==== Extracted information ====

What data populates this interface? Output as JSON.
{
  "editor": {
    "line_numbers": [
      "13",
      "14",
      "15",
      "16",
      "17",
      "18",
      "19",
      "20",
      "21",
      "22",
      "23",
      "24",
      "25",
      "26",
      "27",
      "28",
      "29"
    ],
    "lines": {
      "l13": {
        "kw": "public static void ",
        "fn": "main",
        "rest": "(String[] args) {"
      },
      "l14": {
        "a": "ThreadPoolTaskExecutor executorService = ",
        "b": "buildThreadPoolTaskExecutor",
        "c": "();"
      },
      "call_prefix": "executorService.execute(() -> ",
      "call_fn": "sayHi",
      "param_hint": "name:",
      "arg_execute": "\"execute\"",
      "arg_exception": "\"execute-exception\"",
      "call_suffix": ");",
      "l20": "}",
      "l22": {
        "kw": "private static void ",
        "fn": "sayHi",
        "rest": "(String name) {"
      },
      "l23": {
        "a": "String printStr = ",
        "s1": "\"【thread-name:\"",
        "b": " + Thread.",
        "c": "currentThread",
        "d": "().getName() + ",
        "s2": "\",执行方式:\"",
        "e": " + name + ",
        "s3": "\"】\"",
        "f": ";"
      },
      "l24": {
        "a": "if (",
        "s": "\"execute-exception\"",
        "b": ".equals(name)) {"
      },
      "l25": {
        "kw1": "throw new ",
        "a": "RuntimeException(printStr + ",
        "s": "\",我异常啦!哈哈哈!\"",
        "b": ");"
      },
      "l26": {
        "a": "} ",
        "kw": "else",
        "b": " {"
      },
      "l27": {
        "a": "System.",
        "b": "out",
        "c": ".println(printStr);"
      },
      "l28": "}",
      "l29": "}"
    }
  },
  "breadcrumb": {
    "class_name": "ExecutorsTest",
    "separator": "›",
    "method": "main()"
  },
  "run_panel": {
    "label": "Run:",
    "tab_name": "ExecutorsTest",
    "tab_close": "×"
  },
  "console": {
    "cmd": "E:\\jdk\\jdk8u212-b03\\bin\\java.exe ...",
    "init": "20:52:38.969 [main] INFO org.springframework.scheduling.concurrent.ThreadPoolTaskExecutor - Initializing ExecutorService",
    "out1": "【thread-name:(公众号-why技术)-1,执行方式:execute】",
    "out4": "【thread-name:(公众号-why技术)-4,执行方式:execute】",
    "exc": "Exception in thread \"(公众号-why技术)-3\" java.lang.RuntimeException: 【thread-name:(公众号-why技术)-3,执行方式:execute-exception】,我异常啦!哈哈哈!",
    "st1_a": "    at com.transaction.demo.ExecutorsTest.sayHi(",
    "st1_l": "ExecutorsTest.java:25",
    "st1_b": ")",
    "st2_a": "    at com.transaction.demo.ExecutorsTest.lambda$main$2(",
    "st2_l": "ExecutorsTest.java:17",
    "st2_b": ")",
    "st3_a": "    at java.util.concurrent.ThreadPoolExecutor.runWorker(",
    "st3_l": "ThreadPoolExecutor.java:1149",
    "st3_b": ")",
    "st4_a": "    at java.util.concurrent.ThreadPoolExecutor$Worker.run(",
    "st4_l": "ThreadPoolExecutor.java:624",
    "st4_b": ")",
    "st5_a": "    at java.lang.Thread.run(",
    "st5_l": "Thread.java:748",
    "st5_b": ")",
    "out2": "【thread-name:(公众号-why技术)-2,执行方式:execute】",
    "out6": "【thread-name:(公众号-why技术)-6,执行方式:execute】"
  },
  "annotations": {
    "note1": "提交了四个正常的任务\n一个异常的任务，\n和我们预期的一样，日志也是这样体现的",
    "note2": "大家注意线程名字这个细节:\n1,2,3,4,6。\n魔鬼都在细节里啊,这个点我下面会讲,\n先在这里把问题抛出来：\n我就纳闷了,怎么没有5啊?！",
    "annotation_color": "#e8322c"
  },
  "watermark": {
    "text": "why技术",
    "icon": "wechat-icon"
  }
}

====

-- Task brief --
Return, from the data, each line that has the word "transaction" in it.

-- Answer for the task --
    "st1_a": "    at com.transaction.demo.ExecutorsTest.sayHi(",
    "st2_a": "    at com.transaction.demo.ExecutorsTest.lambda$main$2(",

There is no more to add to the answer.